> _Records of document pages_
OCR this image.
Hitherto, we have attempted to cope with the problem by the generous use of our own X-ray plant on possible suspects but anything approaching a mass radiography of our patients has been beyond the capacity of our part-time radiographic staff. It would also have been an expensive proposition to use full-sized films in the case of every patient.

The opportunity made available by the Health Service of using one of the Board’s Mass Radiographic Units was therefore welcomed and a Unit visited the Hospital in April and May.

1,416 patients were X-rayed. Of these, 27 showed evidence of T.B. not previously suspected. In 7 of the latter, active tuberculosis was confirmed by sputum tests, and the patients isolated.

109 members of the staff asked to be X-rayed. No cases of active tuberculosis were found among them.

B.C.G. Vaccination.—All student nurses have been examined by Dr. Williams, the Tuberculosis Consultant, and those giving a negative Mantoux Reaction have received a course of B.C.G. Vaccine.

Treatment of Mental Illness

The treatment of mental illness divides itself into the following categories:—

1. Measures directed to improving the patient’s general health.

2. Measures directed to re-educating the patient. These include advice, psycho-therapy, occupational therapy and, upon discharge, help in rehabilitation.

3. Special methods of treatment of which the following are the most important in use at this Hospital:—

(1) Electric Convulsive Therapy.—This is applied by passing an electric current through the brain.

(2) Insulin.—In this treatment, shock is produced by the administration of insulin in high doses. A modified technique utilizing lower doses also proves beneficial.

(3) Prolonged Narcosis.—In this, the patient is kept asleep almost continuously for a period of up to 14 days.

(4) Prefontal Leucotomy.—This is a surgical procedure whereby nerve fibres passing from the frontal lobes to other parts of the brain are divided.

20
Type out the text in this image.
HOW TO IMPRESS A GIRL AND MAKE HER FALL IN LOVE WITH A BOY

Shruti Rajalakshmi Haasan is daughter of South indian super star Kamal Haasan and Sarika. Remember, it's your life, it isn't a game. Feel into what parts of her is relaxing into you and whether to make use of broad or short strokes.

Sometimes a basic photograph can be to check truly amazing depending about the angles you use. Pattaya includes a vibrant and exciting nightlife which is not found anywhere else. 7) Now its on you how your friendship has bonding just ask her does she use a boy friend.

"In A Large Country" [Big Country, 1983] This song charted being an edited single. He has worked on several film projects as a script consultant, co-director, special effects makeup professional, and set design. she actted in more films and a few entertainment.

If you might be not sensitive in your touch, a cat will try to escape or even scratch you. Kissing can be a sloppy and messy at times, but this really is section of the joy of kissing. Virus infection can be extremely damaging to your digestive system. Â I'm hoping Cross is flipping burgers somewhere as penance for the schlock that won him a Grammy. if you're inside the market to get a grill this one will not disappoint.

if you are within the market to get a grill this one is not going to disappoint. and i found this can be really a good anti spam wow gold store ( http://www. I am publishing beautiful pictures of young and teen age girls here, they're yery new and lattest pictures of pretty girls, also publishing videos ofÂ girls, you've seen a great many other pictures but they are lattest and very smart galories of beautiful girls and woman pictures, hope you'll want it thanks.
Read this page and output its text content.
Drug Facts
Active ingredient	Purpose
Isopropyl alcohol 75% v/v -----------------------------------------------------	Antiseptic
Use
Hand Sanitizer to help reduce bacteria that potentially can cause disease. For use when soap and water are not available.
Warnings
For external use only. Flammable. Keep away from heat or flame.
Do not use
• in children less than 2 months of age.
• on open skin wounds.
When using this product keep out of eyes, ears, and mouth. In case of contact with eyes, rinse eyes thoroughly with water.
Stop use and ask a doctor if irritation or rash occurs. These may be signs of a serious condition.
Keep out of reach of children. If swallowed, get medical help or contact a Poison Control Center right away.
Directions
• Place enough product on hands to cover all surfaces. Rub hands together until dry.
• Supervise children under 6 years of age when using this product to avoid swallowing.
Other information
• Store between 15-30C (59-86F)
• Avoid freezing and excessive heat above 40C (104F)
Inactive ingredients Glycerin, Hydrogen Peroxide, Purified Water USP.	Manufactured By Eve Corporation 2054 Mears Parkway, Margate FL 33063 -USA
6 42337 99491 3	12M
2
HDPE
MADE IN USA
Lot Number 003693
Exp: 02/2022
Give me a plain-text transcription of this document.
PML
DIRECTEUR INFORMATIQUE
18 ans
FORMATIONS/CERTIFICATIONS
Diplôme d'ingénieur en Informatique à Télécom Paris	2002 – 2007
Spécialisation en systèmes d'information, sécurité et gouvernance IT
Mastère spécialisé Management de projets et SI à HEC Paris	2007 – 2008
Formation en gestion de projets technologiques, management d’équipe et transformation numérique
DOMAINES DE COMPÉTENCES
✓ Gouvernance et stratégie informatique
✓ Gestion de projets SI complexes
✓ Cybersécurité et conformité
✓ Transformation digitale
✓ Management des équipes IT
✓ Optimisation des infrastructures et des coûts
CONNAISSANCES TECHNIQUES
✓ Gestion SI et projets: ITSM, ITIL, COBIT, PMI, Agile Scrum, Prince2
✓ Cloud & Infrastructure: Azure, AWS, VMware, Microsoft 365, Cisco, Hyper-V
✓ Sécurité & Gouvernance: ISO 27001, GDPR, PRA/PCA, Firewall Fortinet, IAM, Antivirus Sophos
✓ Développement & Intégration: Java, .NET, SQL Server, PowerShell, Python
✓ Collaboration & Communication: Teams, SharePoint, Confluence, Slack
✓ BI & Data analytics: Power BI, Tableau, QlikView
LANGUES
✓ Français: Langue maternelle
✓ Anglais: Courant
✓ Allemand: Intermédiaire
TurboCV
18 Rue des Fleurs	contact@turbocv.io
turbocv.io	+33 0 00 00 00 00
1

> _Exercise aim_
Look above for lines with the word "into" and copy them all.

> _Written answer_
The treatment of mental illness divides itself into the following categories:—
Shruti Rajalakshmi Haasan is daughter of South indian super star Kamal Haasan and Sarika. Remember, it's your life, it isn't a game. Feel into what parts of her is relaxing into you and whether to make use of broad or short strokes.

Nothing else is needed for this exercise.